[EXERCISE AIM] Repeat the entries that follow verbatim, without any of their pictures.

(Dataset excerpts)
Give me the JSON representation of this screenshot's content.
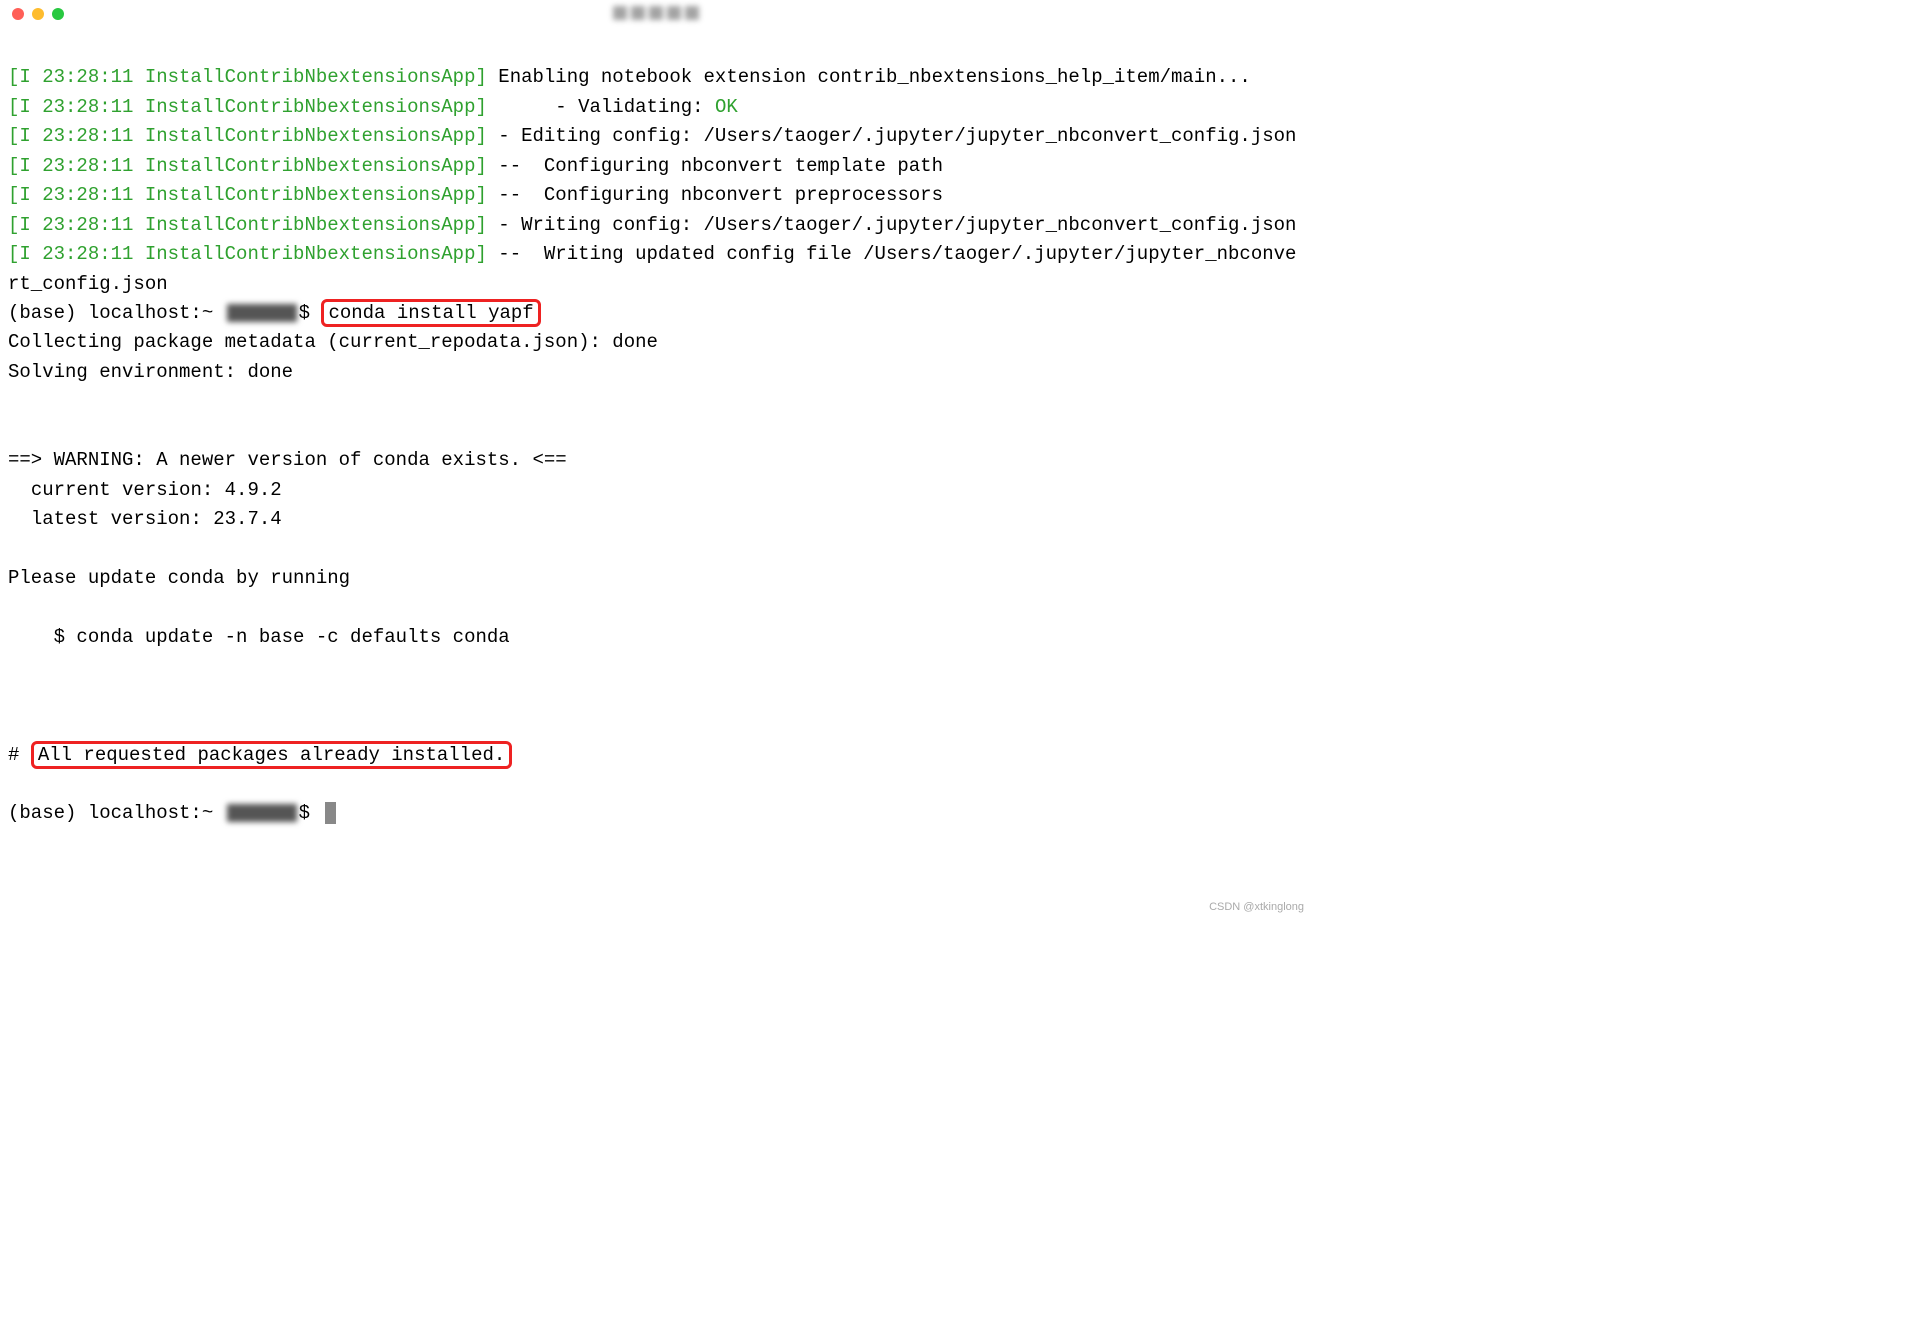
{
  "log_prefix": "[I 23:28:11 InstallContribNbextensionsApp]",
  "lines": {
    "l1_rest": " Enabling notebook extension contrib_nbextensions_help_item/main...",
    "l2_rest": "      - Validating: ",
    "l2_ok": "OK",
    "l3_rest": " - Editing config: /Users/taoger/.jupyter/jupyter_nbconvert_config.json",
    "l4_rest": " --  Configuring nbconvert template path",
    "l5_rest": " --  Configuring nbconvert preprocessors",
    "l6_rest": " - Writing config: /Users/taoger/.jupyter/jupyter_nbconvert_config.json",
    "l7_rest": " --  Writing updated config file /Users/taoger/.jupyter/jupyter_nbconvert_config.json"
  },
  "prompt_prefix": "(base) localhost:~ ",
  "prompt_dollar": "$ ",
  "command": "conda install yapf",
  "collecting": "Collecting package metadata (current_repodata.json): done",
  "solving": "Solving environment: done",
  "warning_header": "==> WARNING: A newer version of conda exists. <==",
  "current_version": "  current version: 4.9.2",
  "latest_version": "  latest version: 23.7.4",
  "please_update": "Please update conda by running",
  "update_cmd": "    $ conda update -n base -c defaults conda",
  "hash": "# ",
  "already_installed": "All requested packages already installed.",
  "watermark": "CSDN @xtkinglong"
}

[TASK OUTPUT]
Give me the JSON representation of this screenshot's content.
{
  "log_prefix": "[I 23:28:11 InstallContribNbextensionsApp]",
  "lines": {
    "l1_rest": " Enabling notebook extension contrib_nbextensions_help_item/main...",
    "l2_rest": "      - Validating: ",
    "l2_ok": "OK",
    "l3_rest": " - Editing config: /Users/taoger/.jupyter/jupyter_nbconvert_config.json",
    "l4_rest": " --  Configuring nbconvert template path",
    "l5_rest": " --  Configuring nbconvert preprocessors",
    "l6_rest": " - Writing config: /Users/taoger/.jupyter/jupyter_nbconvert_config.json",
    "l7_rest": " --  Writing updated config file /Users/taoger/.jupyter/jupyter_nbconvert_config.json"
  },
  "prompt_prefix": "(base) localhost:~ ",
  "prompt_dollar": "$ ",
  "command": "conda install yapf",
  "collecting": "Collecting package metadata (current_repodata.json): done",
  "solving": "Solving environment: done",
  "warning_header": "==> WARNING: A newer version of conda exists. <==",
  "current_version": "  current version: 4.9.2",
  "latest_version": "  latest version: 23.7.4",
  "please_update": "Please update conda by running",
  "update_cmd": "    $ conda update -n base -c defaults conda",
  "hash": "# ",
  "already_installed": "All requested packages already installed.",
  "watermark": "CSDN @xtkinglong"
}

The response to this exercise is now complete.